Collected data:
++++++
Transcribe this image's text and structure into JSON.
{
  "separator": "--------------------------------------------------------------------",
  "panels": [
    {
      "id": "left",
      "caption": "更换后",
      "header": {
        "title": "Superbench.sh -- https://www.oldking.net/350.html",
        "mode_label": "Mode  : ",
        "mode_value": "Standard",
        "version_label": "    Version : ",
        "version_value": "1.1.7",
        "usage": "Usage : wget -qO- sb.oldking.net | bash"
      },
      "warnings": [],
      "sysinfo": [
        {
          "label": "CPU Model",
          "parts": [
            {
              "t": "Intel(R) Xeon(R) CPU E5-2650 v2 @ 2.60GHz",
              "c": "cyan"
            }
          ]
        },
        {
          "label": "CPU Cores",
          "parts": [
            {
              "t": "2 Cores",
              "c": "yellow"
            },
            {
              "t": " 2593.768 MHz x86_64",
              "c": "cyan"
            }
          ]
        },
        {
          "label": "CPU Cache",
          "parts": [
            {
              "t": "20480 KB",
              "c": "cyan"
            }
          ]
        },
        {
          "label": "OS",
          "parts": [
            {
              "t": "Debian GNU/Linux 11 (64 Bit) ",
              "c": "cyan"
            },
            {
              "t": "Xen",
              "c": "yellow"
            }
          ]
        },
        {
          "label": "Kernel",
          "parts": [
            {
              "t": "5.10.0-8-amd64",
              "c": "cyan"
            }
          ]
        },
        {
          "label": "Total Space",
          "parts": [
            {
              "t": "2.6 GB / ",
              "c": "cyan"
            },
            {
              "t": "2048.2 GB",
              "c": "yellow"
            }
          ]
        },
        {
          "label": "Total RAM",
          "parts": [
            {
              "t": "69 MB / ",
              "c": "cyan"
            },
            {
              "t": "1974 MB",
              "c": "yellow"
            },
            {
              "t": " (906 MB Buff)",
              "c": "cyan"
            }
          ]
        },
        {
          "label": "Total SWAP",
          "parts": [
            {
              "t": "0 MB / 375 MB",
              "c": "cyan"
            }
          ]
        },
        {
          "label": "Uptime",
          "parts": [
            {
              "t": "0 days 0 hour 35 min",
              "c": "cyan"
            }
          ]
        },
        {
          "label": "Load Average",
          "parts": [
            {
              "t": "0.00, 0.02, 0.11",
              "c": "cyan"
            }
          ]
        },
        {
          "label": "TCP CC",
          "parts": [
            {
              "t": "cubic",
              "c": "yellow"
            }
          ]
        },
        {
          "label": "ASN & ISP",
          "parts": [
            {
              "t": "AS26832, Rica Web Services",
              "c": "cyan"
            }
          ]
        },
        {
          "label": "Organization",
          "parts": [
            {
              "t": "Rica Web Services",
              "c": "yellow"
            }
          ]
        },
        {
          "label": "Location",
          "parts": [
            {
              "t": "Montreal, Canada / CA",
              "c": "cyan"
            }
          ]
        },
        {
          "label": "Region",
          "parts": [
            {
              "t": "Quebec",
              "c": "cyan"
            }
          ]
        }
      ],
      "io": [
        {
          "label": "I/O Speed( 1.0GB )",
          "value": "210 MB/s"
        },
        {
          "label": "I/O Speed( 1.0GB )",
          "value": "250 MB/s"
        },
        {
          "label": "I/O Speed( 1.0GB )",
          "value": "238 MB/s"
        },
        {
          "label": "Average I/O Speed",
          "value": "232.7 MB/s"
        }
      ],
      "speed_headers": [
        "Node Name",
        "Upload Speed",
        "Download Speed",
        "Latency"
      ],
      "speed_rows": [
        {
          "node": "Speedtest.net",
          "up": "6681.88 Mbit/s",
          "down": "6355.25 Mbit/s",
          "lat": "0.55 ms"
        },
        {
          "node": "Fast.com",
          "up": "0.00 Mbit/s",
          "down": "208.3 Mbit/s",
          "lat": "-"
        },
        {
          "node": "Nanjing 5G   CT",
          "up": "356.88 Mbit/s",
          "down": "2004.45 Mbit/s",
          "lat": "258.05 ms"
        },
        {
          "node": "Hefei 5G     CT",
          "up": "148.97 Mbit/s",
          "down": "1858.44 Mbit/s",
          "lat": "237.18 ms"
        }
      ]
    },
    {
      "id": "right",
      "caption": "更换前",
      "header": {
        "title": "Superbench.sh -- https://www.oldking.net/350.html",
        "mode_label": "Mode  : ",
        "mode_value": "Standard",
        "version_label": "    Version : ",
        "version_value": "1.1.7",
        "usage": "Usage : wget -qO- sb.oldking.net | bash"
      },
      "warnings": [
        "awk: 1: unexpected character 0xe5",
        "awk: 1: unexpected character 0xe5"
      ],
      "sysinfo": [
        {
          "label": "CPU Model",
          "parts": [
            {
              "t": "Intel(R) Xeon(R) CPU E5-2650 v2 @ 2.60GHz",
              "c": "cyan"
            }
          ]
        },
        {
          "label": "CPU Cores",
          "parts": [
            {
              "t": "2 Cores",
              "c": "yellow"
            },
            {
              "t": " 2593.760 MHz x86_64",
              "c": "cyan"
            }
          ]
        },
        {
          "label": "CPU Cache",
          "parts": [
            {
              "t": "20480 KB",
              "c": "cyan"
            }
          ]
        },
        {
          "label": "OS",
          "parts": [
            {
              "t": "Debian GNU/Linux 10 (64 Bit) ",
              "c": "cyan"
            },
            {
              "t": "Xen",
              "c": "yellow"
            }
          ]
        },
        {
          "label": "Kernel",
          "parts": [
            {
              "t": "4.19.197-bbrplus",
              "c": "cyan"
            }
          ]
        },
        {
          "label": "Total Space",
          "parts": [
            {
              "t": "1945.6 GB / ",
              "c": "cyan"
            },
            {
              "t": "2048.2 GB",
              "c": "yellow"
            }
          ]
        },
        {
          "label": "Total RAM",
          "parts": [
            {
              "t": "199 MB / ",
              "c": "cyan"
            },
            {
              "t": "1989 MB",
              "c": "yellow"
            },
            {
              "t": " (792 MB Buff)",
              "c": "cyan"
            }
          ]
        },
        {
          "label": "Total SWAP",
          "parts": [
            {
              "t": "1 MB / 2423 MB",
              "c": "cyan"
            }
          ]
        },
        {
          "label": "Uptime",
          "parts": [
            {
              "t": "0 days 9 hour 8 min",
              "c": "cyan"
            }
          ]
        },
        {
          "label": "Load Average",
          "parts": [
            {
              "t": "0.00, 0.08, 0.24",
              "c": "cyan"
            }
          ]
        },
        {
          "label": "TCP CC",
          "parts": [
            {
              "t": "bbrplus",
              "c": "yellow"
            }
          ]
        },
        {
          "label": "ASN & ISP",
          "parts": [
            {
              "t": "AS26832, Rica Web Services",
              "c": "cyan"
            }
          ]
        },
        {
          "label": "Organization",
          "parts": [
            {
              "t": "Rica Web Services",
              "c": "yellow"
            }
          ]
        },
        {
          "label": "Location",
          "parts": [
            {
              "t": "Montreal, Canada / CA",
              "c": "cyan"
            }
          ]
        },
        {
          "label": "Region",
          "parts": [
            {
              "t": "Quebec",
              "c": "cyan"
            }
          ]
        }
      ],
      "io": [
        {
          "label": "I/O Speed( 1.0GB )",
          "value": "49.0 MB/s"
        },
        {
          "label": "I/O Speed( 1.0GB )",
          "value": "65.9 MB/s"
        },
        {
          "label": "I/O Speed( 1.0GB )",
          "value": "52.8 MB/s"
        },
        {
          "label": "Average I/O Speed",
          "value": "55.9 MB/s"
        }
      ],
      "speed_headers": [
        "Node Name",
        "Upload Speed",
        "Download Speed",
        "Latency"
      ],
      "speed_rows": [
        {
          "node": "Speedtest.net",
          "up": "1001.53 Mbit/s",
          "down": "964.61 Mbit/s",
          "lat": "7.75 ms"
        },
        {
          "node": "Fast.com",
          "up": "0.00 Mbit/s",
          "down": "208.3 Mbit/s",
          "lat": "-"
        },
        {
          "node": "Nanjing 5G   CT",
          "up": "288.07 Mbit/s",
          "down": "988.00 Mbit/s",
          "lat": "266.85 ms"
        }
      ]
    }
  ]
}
++++++
Copy each line from the records above that includes the string "hour".

              "t": "0 days 0 hour 35 min",
              "t": "0 days 9 hour 8 min",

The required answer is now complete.